## What the task asks
The entries below should be quoted exactly, with no pictures carried over.

╭─ Input

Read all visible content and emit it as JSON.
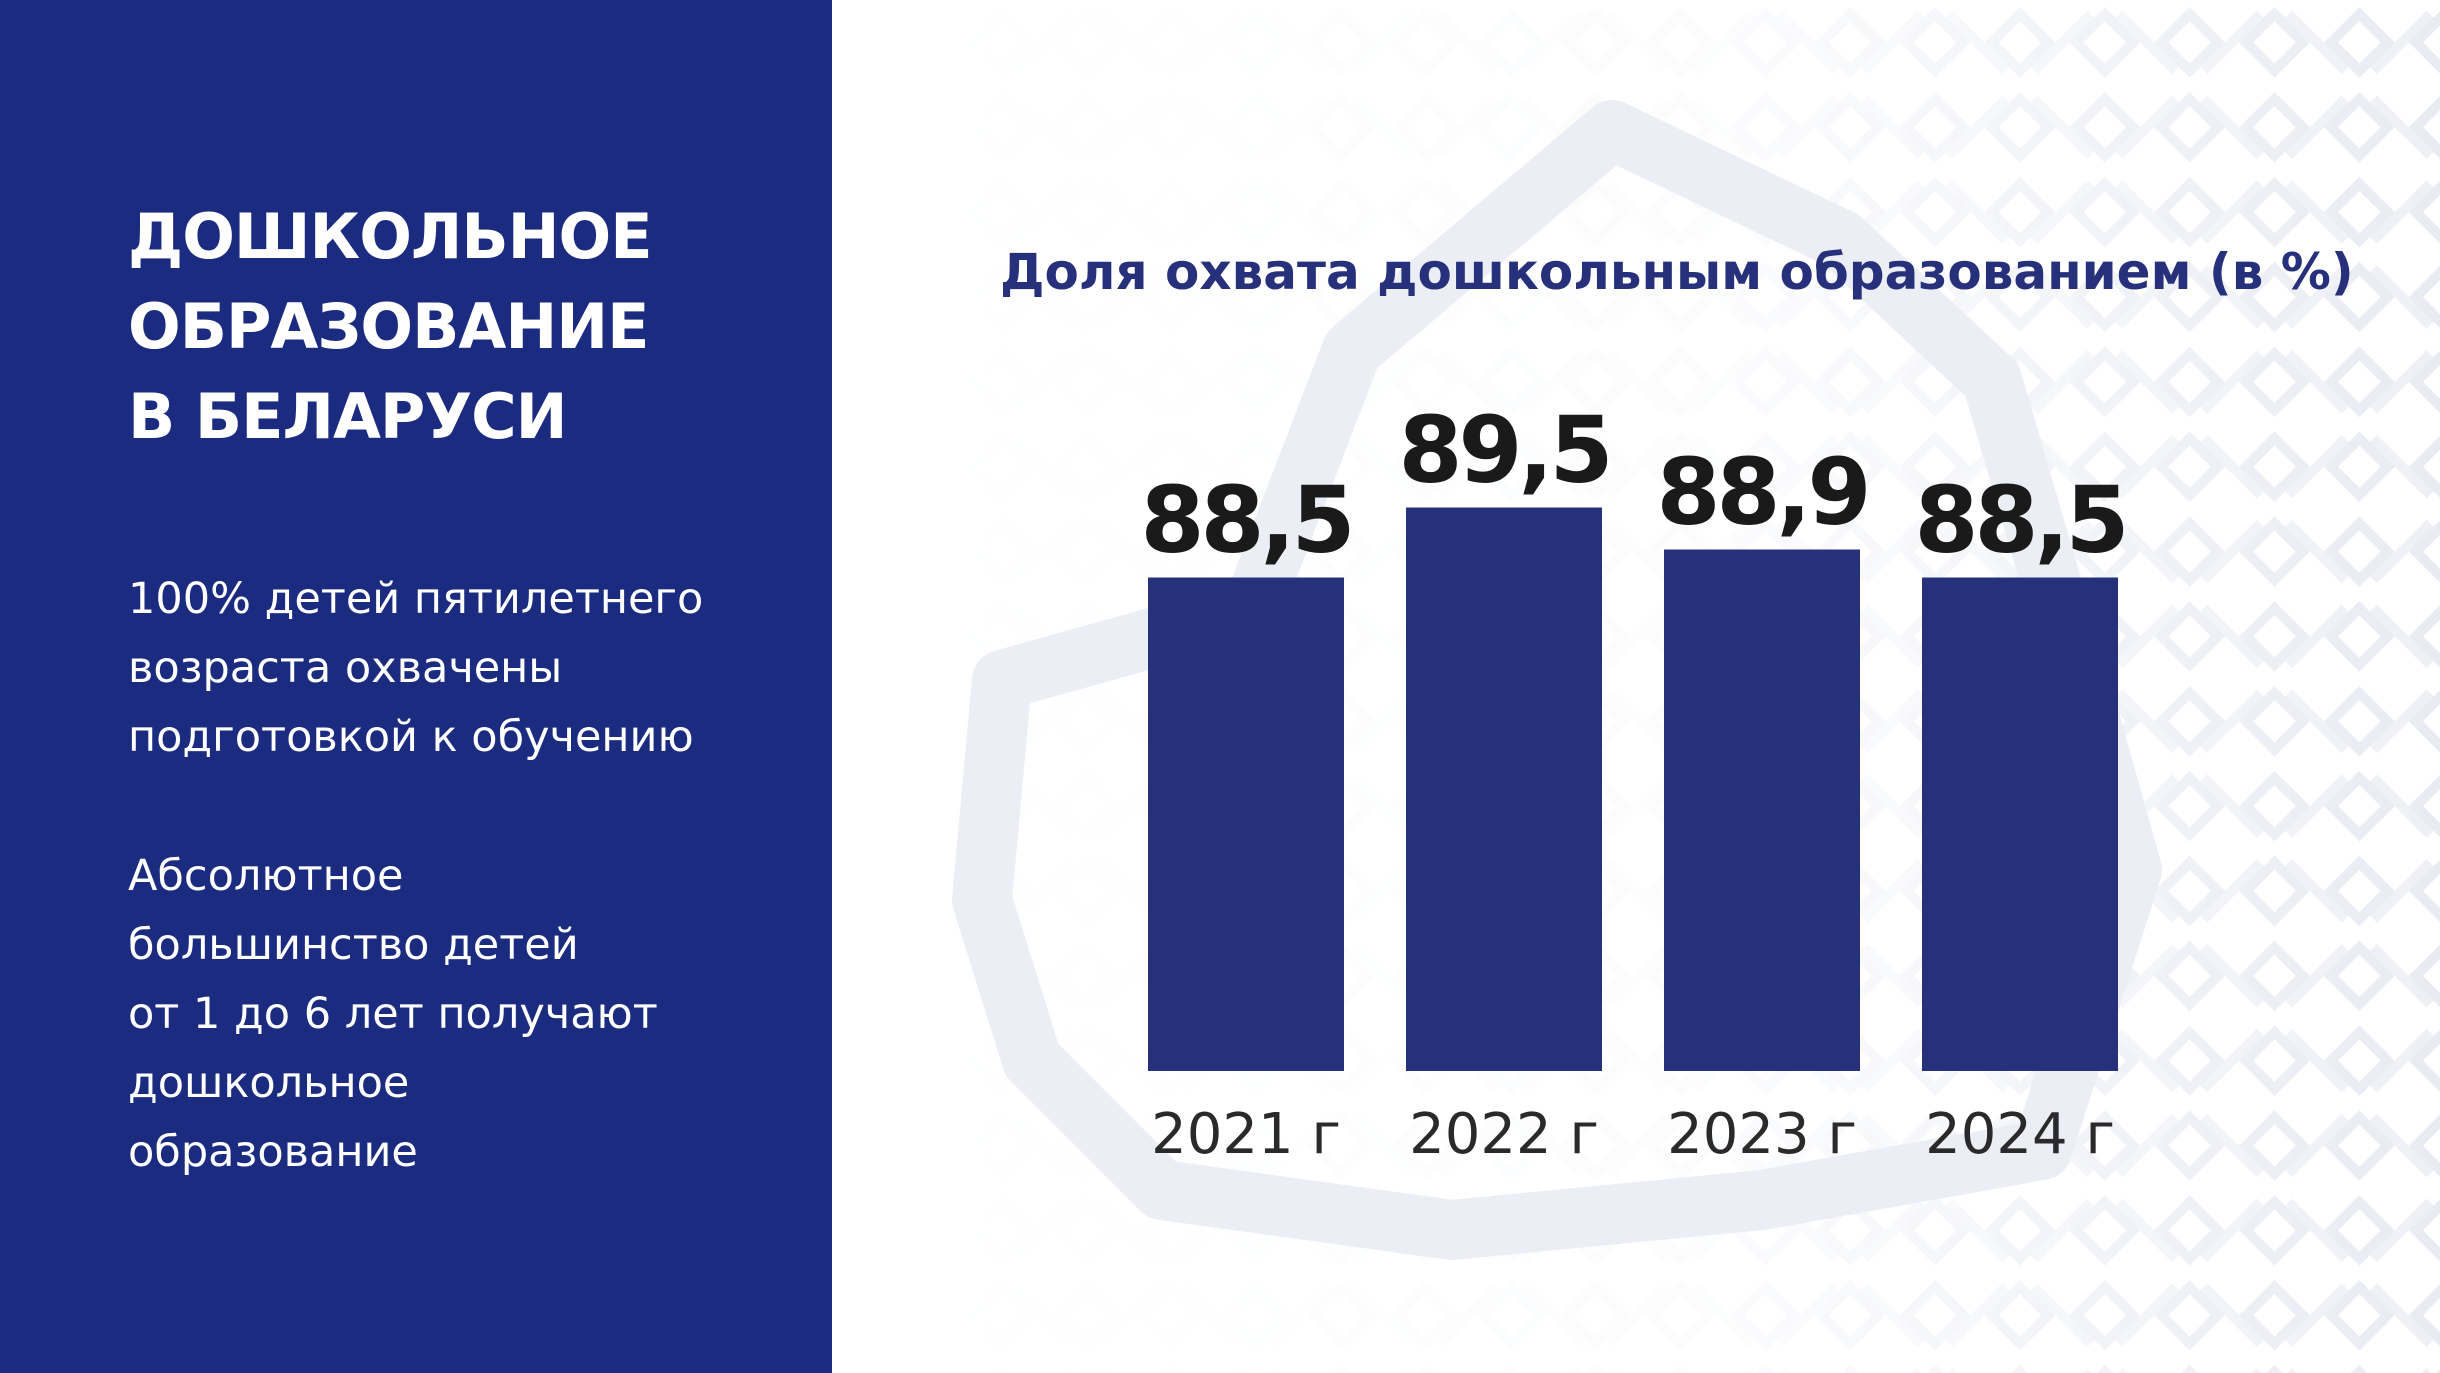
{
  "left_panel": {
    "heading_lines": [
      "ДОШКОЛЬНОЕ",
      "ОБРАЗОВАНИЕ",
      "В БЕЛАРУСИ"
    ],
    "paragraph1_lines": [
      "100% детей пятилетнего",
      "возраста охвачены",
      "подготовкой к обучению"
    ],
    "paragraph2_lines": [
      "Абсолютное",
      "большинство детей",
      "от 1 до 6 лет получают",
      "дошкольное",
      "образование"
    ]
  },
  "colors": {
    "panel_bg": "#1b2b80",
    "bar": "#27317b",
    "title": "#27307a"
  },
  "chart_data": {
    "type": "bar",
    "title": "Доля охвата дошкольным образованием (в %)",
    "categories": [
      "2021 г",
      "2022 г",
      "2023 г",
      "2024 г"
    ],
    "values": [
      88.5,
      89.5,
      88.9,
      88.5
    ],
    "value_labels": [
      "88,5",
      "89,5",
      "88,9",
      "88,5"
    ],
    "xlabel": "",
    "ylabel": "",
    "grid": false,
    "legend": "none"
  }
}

╰─

## Solved problem
Read all visible content and emit it as JSON.
{
  "left_panel": {
    "heading_lines": [
      "ДОШКОЛЬНОЕ",
      "ОБРАЗОВАНИЕ",
      "В БЕЛАРУСИ"
    ],
    "paragraph1_lines": [
      "100% детей пятилетнего",
      "возраста охвачены",
      "подготовкой к обучению"
    ],
    "paragraph2_lines": [
      "Абсолютное",
      "большинство детей",
      "от 1 до 6 лет получают",
      "дошкольное",
      "образование"
    ]
  },
  "colors": {
    "panel_bg": "#1b2b80",
    "bar": "#27317b",
    "title": "#27307a"
  },
  "chart_data": {
    "type": "bar",
    "title": "Доля охвата дошкольным образованием (в %)",
    "categories": [
      "2021 г",
      "2022 г",
      "2023 г",
      "2024 г"
    ],
    "values": [
      88.5,
      89.5,
      88.9,
      88.5
    ],
    "value_labels": [
      "88,5",
      "89,5",
      "88,9",
      "88,5"
    ],
    "xlabel": "",
    "ylabel": "",
    "grid": false,
    "legend": "none"
  }
}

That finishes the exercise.